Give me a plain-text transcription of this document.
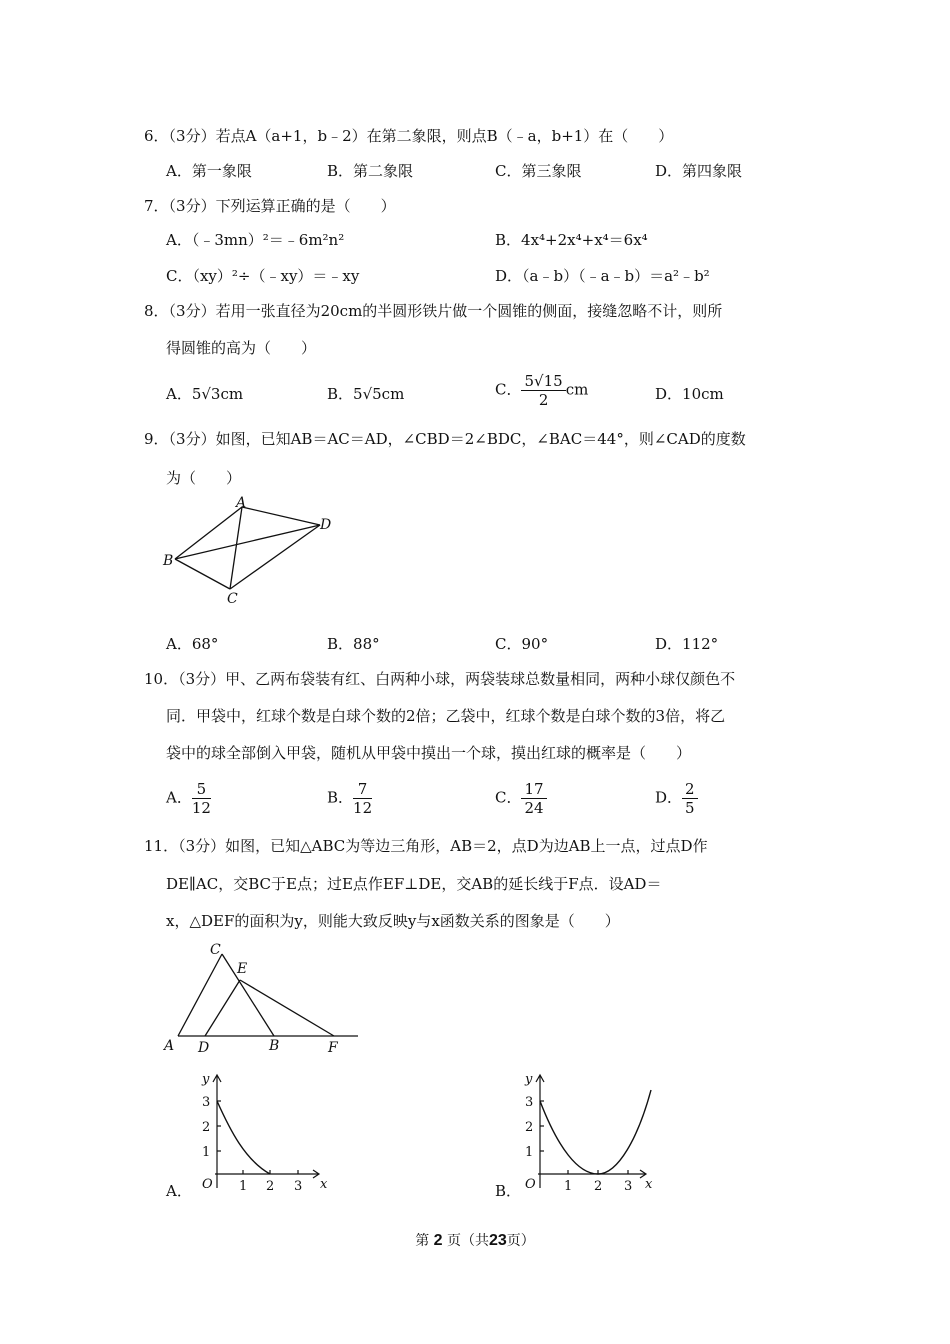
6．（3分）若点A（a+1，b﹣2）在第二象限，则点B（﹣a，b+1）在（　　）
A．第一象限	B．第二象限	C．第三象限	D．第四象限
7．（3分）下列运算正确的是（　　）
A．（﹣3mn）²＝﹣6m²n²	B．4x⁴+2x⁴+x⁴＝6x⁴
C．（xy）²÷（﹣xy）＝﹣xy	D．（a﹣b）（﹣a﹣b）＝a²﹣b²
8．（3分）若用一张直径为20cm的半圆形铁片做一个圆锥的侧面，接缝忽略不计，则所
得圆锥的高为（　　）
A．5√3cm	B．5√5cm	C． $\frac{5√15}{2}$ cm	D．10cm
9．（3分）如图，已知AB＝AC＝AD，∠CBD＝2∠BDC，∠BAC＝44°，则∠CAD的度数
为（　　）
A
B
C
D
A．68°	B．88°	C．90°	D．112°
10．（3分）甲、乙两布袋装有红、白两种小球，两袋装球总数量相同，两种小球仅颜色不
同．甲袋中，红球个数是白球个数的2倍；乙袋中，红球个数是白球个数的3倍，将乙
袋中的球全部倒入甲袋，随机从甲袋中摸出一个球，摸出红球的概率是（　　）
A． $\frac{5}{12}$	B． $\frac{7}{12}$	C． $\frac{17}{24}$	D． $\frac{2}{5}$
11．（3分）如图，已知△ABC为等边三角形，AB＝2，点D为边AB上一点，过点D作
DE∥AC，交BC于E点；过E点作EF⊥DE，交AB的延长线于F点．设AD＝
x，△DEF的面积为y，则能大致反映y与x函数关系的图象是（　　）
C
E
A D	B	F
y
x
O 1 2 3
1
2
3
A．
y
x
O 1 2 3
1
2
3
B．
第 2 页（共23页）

* * *

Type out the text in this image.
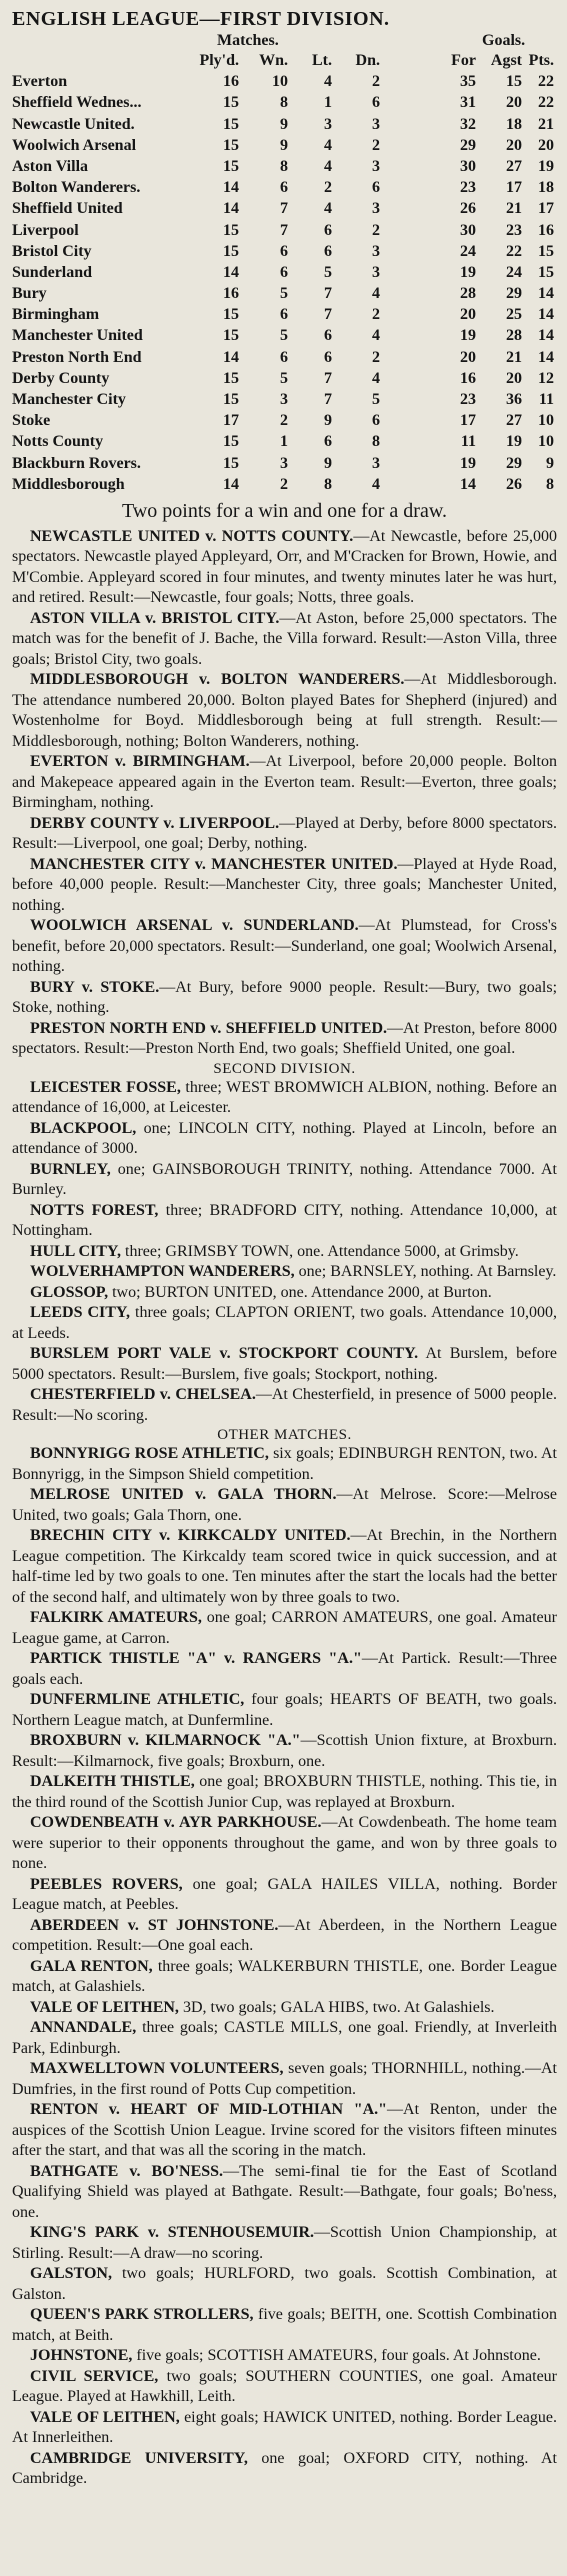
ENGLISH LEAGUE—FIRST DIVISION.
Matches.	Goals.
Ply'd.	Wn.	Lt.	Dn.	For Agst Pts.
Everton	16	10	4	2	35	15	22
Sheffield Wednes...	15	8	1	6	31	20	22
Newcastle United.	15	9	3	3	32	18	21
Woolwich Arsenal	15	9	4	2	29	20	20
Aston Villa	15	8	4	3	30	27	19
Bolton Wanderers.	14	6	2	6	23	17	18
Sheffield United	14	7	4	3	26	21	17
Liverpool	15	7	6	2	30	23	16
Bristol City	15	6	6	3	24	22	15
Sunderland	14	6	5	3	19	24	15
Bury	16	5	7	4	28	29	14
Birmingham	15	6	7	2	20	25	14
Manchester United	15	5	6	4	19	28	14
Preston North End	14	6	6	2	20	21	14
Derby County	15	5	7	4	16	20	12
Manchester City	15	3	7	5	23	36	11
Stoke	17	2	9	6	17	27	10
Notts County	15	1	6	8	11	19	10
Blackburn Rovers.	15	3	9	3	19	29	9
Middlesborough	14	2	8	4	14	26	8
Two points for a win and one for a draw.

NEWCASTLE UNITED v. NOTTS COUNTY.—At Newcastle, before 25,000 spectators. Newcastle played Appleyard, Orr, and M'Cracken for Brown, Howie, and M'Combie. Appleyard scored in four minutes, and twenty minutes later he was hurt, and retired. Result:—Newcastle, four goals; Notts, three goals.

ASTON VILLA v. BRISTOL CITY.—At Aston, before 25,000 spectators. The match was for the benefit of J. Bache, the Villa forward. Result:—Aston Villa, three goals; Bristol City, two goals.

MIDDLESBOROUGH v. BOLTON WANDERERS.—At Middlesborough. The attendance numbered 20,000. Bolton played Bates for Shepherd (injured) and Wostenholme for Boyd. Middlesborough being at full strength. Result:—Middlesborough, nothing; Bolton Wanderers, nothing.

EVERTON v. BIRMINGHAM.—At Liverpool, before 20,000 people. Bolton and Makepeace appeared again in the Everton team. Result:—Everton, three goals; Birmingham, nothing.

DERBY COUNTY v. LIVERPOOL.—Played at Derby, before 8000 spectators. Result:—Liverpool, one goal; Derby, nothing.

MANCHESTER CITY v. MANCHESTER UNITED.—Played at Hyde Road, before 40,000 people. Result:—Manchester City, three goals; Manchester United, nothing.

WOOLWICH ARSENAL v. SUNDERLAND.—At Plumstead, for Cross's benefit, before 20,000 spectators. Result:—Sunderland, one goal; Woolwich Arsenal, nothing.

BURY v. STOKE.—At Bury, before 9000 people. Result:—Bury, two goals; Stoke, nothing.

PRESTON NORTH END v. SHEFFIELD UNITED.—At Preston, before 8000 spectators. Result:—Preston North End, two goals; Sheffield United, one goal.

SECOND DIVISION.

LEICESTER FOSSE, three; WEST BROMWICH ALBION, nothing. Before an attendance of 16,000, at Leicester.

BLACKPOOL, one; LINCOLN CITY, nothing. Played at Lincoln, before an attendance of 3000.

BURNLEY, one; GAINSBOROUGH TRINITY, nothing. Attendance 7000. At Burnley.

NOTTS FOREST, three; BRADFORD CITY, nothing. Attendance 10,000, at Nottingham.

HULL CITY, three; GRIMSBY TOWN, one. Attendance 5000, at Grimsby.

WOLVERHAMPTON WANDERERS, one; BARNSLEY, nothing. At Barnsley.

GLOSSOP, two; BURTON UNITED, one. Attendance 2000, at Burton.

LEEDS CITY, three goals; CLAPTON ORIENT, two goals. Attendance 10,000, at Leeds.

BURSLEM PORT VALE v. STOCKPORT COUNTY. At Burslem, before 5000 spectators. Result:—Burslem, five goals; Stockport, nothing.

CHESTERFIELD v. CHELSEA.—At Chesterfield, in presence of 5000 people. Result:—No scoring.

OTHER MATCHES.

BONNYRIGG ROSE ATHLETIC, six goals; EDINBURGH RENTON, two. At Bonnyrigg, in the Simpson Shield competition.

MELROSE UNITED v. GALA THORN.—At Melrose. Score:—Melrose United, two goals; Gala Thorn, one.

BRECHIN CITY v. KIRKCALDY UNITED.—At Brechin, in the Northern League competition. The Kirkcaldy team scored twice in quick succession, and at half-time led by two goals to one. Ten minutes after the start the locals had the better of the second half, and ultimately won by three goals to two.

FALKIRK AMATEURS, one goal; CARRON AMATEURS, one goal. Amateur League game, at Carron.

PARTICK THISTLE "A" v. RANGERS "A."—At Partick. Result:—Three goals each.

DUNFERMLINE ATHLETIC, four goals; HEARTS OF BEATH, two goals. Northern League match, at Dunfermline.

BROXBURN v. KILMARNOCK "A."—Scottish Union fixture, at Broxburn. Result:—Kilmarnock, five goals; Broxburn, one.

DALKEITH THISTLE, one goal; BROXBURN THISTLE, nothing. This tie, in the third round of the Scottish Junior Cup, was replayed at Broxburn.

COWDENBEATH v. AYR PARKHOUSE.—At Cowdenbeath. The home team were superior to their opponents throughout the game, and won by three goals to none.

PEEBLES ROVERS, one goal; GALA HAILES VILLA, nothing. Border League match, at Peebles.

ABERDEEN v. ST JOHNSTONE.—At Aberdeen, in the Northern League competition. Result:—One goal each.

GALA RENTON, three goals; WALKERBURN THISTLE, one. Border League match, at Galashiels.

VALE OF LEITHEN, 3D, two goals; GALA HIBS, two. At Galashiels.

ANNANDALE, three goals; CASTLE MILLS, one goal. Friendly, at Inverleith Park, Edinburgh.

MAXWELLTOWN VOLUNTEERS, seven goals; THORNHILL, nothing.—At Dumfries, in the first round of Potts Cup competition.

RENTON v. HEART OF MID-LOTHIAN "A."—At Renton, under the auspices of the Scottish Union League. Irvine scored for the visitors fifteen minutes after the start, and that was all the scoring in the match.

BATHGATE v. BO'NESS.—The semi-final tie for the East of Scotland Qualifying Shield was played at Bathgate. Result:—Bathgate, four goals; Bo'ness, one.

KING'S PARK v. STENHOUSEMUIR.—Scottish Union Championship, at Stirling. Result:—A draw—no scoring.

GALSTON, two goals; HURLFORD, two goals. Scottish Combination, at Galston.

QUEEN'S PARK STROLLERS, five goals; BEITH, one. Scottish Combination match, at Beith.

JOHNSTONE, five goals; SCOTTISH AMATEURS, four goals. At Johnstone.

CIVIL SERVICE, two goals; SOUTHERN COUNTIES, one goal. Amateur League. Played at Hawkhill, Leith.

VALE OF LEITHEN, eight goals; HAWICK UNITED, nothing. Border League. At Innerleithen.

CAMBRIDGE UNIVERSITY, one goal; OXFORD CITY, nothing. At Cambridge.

Task to complete:
Using the records given above, list every line that includes the word "Sunderland".

Solution to this exercise:
Sunderland	14	6	5	3	19	24	15
WOOLWICH ARSENAL v. SUNDERLAND.—At Plumstead, for Cross's benefit, before 20,000 spectators. Result:—Sunderland, one goal; Woolwich Arsenal, nothing.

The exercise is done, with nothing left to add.